Document
BVWire reports that the Financial Accounting Standards Board has released the first two GAAP alternatives created by the Private Company Council (PCC). These alternatives provide private companies with (1) an alternative accounting model for goodwill; and (2) a simplified hedge accounting approach for qualifying interest rate swaps.
The goodwill alternative, Accounting for Goodwill Subsequent to a Business Combination, allows a private company to amortize goodwill over a period of up to 10 years and to apply a simplified impairment model to goodwill. Step 2 of the impairment test would be eliminated and replaced with a simpler calculation. Companies that choose the alternative will have to test for impairment only when a triggering event occurs that would indicate that the fair value of an entity may be below its carrying amount.
Impact: Although the goodwill alternative is designed to cut the cost of compliance for private companies, they may elect not to adopt it. That’s because if they are acquired by a public company, they would have to undo the election and restate financial statements. So there may be little impact on valuation analysts—for now.
The FASB also voted to add a project to its technical agenda to consider similar alternatives to the existing goodwill impairment model for public companies and not-for-profit entities. Of course, if this is approved, private companies would have less risk of restatements, so more of them may adopt the alternative. This would have a greater impact on valuation analysts.

Your goal
Rewrite the goodwill report from "BVWire reports that" to "its carrying amount.", changing "impairment" to "write-down" wherever it occurs. You can complete the work without the material that follows the goodwill report.

Given information
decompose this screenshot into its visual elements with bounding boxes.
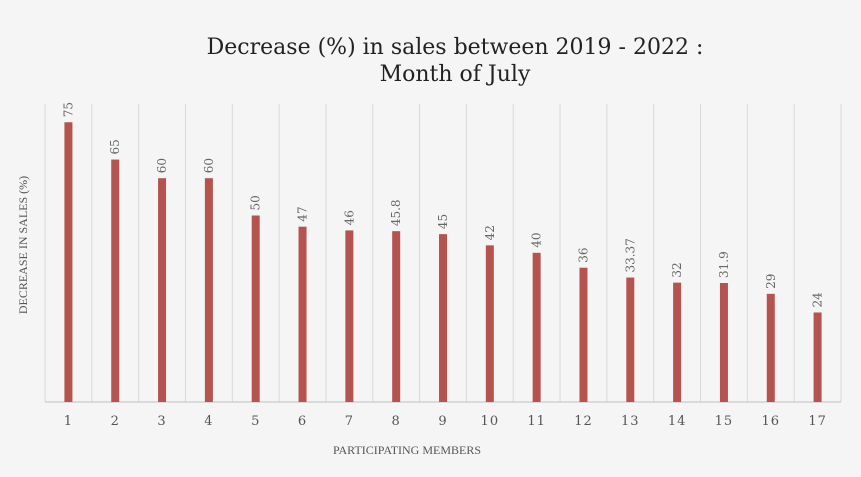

Solved exercise
BVWire reports that the Financial Accounting Standards Board has released the first two GAAP alternatives created by the Private Company Council (PCC). These alternatives provide private companies with (1) an alternative accounting model for goodwill; and (2) a simplified hedge accounting approach for qualifying interest rate swaps.
The goodwill alternative, Accounting for Goodwill Subsequent to a Business Combination, allows a private company to amortize goodwill over a period of up to 10 years and to apply a simplified write-down model to goodwill. Step 2 of the write-down test would be eliminated and replaced with a simpler calculation. Companies that choose the alternative will have to test for write-down only when a triggering event occurs that would indicate that the fair value of an entity may be below its carrying amount.